(Data extracted from a collection)
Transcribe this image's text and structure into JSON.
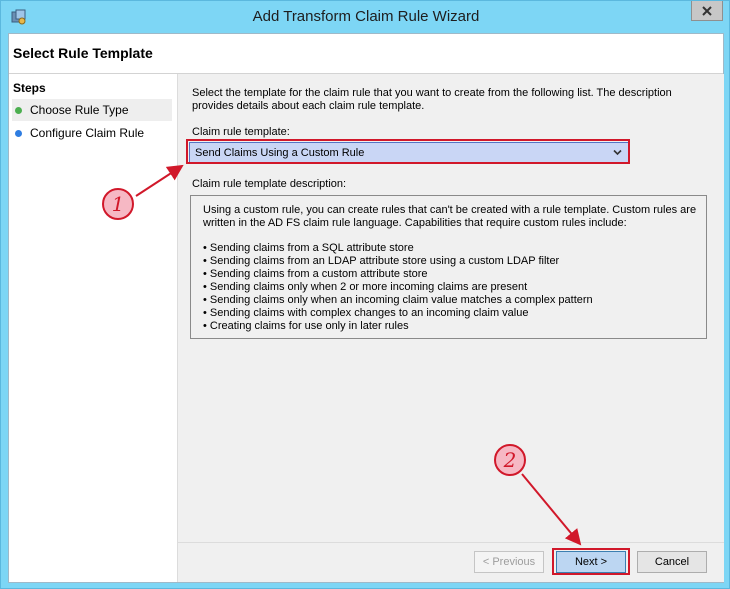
{
  "window": {
    "title": "Add Transform Claim Rule Wizard",
    "close_icon": "close-icon"
  },
  "header": {
    "title": "Select Rule Template"
  },
  "steps": {
    "heading": "Steps",
    "items": [
      {
        "label": "Choose Rule Type",
        "dot_color": "#4caf50"
      },
      {
        "label": "Configure Claim Rule",
        "dot_color": "#2f7de1"
      }
    ]
  },
  "main": {
    "intro": "Select the template for the claim rule that you want to create from the following list. The description provides details about each claim rule template.",
    "template_label": "Claim rule template:",
    "template_value": "Send Claims Using a Custom Rule",
    "description_label": "Claim rule template description:",
    "description": "Using a custom rule, you can create rules that can't be created with a rule template.  Custom rules are written in the AD FS claim rule language.  Capabilities that require custom rules include:",
    "bullets": [
      "• Sending claims from a SQL attribute store",
      "• Sending claims from an LDAP attribute store using a custom LDAP filter",
      "• Sending claims from a custom attribute store",
      "• Sending claims only when 2 or more incoming claims are present",
      "• Sending claims only when an incoming claim value matches a complex pattern",
      "• Sending claims with complex changes to an incoming claim value",
      "• Creating claims for use only in later rules"
    ]
  },
  "buttons": {
    "previous": "< Previous",
    "next": "Next >",
    "cancel": "Cancel"
  },
  "annotations": {
    "callout_1": "1",
    "callout_2": "2",
    "color": "#d1182a"
  }
}
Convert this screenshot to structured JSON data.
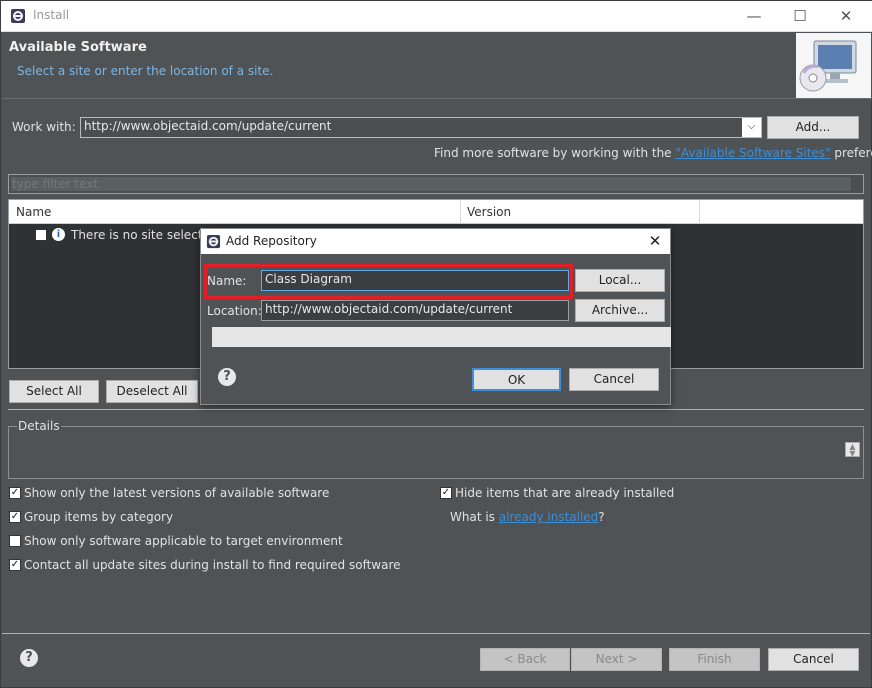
{
  "window": {
    "title": "Install",
    "controls": [
      "minimize",
      "maximize",
      "close"
    ]
  },
  "header": {
    "title": "Available Software",
    "description": "Select a site or enter the location of a site."
  },
  "work_with": {
    "label": "Work with:",
    "value": "http://www.objectaid.com/update/current",
    "add_label": "Add...",
    "more_prefix": "Find more software by working with the ",
    "more_link": "\"Available Software Sites\"",
    "more_suffix": " preferences."
  },
  "filter": {
    "placeholder": "type filter text"
  },
  "tree": {
    "columns": [
      "Name",
      "Version"
    ],
    "rows": [
      {
        "text": "There is no site selected.",
        "checked": false
      }
    ]
  },
  "selection_buttons": {
    "select_all": "Select All",
    "deselect_all": "Deselect All"
  },
  "details": {
    "label": "Details"
  },
  "options": {
    "latest_versions": {
      "label": "Show only the latest versions of available software",
      "checked": true
    },
    "group_by_category": {
      "label": "Group items by category",
      "checked": true
    },
    "target_env": {
      "label": "Show only software applicable to target environment",
      "checked": false
    },
    "contact_sites": {
      "label": "Contact all update sites during install to find required software",
      "checked": true
    },
    "hide_installed": {
      "label": "Hide items that are already installed",
      "checked": true
    },
    "what_is_prefix": "What is ",
    "what_is_link": "already installed",
    "what_is_suffix": "?"
  },
  "footer": {
    "back": "< Back",
    "next": "Next >",
    "finish": "Finish",
    "cancel": "Cancel"
  },
  "dialog": {
    "title": "Add Repository",
    "name_label": "Name:",
    "name_value": "Class Diagram",
    "location_label": "Location:",
    "location_value": "http://www.objectaid.com/update/current",
    "local_button": "Local...",
    "archive_button": "Archive...",
    "ok": "OK",
    "cancel": "Cancel",
    "highlight_color": "#e21e26"
  },
  "colors": {
    "background": "#4f5355",
    "link": "#3b8ed8",
    "header_description": "#7fb5e0"
  }
}
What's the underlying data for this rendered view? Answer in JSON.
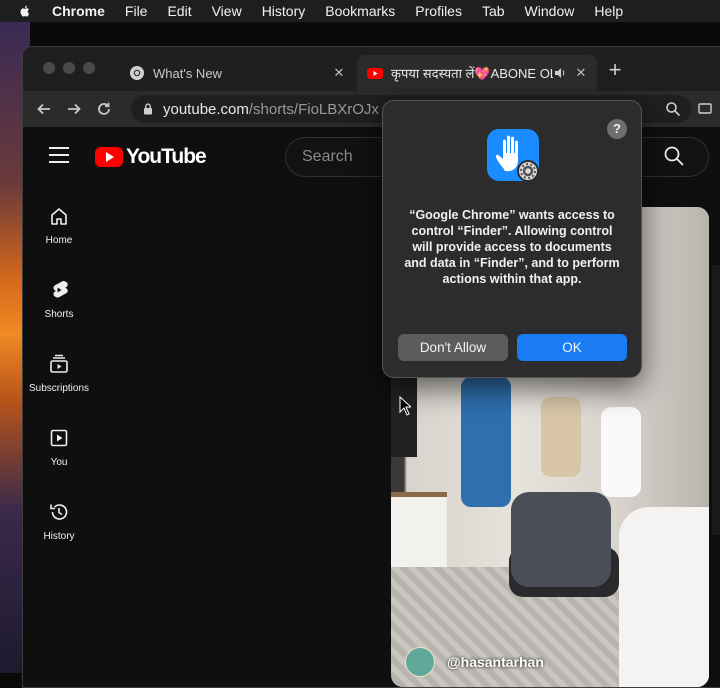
{
  "menubar": {
    "items": [
      "Chrome",
      "File",
      "Edit",
      "View",
      "History",
      "Bookmarks",
      "Profiles",
      "Tab",
      "Window",
      "Help"
    ]
  },
  "tabs": [
    {
      "title": "What's New",
      "icon": "chrome-icon",
      "active": false
    },
    {
      "title": "कृपया सदस्यता लें💖ABONE OL",
      "icon": "youtube-icon",
      "active": true,
      "audio": true
    }
  ],
  "toolbar": {
    "url_host": "youtube.com",
    "url_path": "/shorts/FioLBXrOJx"
  },
  "youtube": {
    "logo_text": "YouTube",
    "search_placeholder": "Search",
    "sidebar": [
      {
        "label": "Home",
        "icon": "home-icon"
      },
      {
        "label": "Shorts",
        "icon": "shorts-icon"
      },
      {
        "label": "Subscriptions",
        "icon": "subscriptions-icon"
      },
      {
        "label": "You",
        "icon": "you-icon"
      },
      {
        "label": "History",
        "icon": "history-icon"
      }
    ],
    "video": {
      "channel_handle": "@hasantarhan"
    }
  },
  "dialog": {
    "message": "“Google Chrome” wants access to control “Finder”. Allowing control will provide access to documents and data in “Finder”, and to perform actions within that app.",
    "deny_label": "Don't Allow",
    "ok_label": "OK",
    "help_label": "?"
  },
  "colors": {
    "accent": "#1a7cf4",
    "youtube_red": "#ff0000"
  }
}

◆ **Short problem**
The entries above are to be returned exactly, without their pictures.

◆ **Expected output**
Transcribe this image's text and structure into JSON.
{
  "window": {
    "title": "Add Transform Claim Rule Wizard",
    "close_icon": "close-icon"
  },
  "header": {
    "title": "Select Rule Template"
  },
  "steps": {
    "heading": "Steps",
    "items": [
      {
        "label": "Choose Rule Type",
        "dot_color": "#4caf50"
      },
      {
        "label": "Configure Claim Rule",
        "dot_color": "#2f7de1"
      }
    ]
  },
  "main": {
    "intro": "Select the template for the claim rule that you want to create from the following list. The description provides details about each claim rule template.",
    "template_label": "Claim rule template:",
    "template_value": "Send Claims Using a Custom Rule",
    "description_label": "Claim rule template description:",
    "description": "Using a custom rule, you can create rules that can't be created with a rule template.  Custom rules are written in the AD FS claim rule language.  Capabilities that require custom rules include:",
    "bullets": [
      "• Sending claims from a SQL attribute store",
      "• Sending claims from an LDAP attribute store using a custom LDAP filter",
      "• Sending claims from a custom attribute store",
      "• Sending claims only when 2 or more incoming claims are present",
      "• Sending claims only when an incoming claim value matches a complex pattern",
      "• Sending claims with complex changes to an incoming claim value",
      "• Creating claims for use only in later rules"
    ]
  },
  "buttons": {
    "previous": "< Previous",
    "next": "Next >",
    "cancel": "Cancel"
  },
  "annotations": {
    "callout_1": "1",
    "callout_2": "2",
    "color": "#d1182a"
  }
}
Convert this screenshot to structured JSON data.
{
  "window": {
    "title": "Install",
    "controls": [
      "minimize",
      "maximize",
      "close"
    ]
  },
  "header": {
    "title": "Available Software",
    "description": "Select a site or enter the location of a site."
  },
  "work_with": {
    "label": "Work with:",
    "value": "http://www.objectaid.com/update/current",
    "add_label": "Add...",
    "more_prefix": "Find more software by working with the ",
    "more_link": "\"Available Software Sites\"",
    "more_suffix": " preferences."
  },
  "filter": {
    "placeholder": "type filter text"
  },
  "tree": {
    "columns": [
      "Name",
      "Version"
    ],
    "rows": [
      {
        "text": "There is no site selected.",
        "checked": false
      }
    ]
  },
  "selection_buttons": {
    "select_all": "Select All",
    "deselect_all": "Deselect All"
  },
  "details": {
    "label": "Details"
  },
  "options": {
    "latest_versions": {
      "label": "Show only the latest versions of available software",
      "checked": true
    },
    "group_by_category": {
      "label": "Group items by category",
      "checked": true
    },
    "target_env": {
      "label": "Show only software applicable to target environment",
      "checked": false
    },
    "contact_sites": {
      "label": "Contact all update sites during install to find required software",
      "checked": true
    },
    "hide_installed": {
      "label": "Hide items that are already installed",
      "checked": true
    },
    "what_is_prefix": "What is ",
    "what_is_link": "already installed",
    "what_is_suffix": "?"
  },
  "footer": {
    "back": "< Back",
    "next": "Next >",
    "finish": "Finish",
    "cancel": "Cancel"
  },
  "dialog": {
    "title": "Add Repository",
    "name_label": "Name:",
    "name_value": "Class Diagram",
    "location_label": "Location:",
    "location_value": "http://www.objectaid.com/update/current",
    "local_button": "Local...",
    "archive_button": "Archive...",
    "ok": "OK",
    "cancel": "Cancel",
    "highlight_color": "#e21e26"
  },
  "colors": {
    "background": "#4f5355",
    "link": "#3b8ed8",
    "header_description": "#7fb5e0"
  }
}
What's the underlying data for this rendered view? Answer in JSON.
{
  "menubar": {
    "items": [
      "Chrome",
      "File",
      "Edit",
      "View",
      "History",
      "Bookmarks",
      "Profiles",
      "Tab",
      "Window",
      "Help"
    ]
  },
  "tabs": [
    {
      "title": "What's New",
      "icon": "chrome-icon",
      "active": false
    },
    {
      "title": "कृपया सदस्यता लें💖ABONE OL",
      "icon": "youtube-icon",
      "active": true,
      "audio": true
    }
  ],
  "toolbar": {
    "url_host": "youtube.com",
    "url_path": "/shorts/FioLBXrOJx"
  },
  "youtube": {
    "logo_text": "YouTube",
    "search_placeholder": "Search",
    "sidebar": [
      {
        "label": "Home",
        "icon": "home-icon"
      },
      {
        "label": "Shorts",
        "icon": "shorts-icon"
      },
      {
        "label": "Subscriptions",
        "icon": "subscriptions-icon"
      },
      {
        "label": "You",
        "icon": "you-icon"
      },
      {
        "label": "History",
        "icon": "history-icon"
      }
    ],
    "video": {
      "channel_handle": "@hasantarhan"
    }
  },
  "dialog": {
    "message": "“Google Chrome” wants access to control “Finder”. Allowing control will provide access to documents and data in “Finder”, and to perform actions within that app.",
    "deny_label": "Don't Allow",
    "ok_label": "OK",
    "help_label": "?"
  },
  "colors": {
    "accent": "#1a7cf4",
    "youtube_red": "#ff0000"
  }
}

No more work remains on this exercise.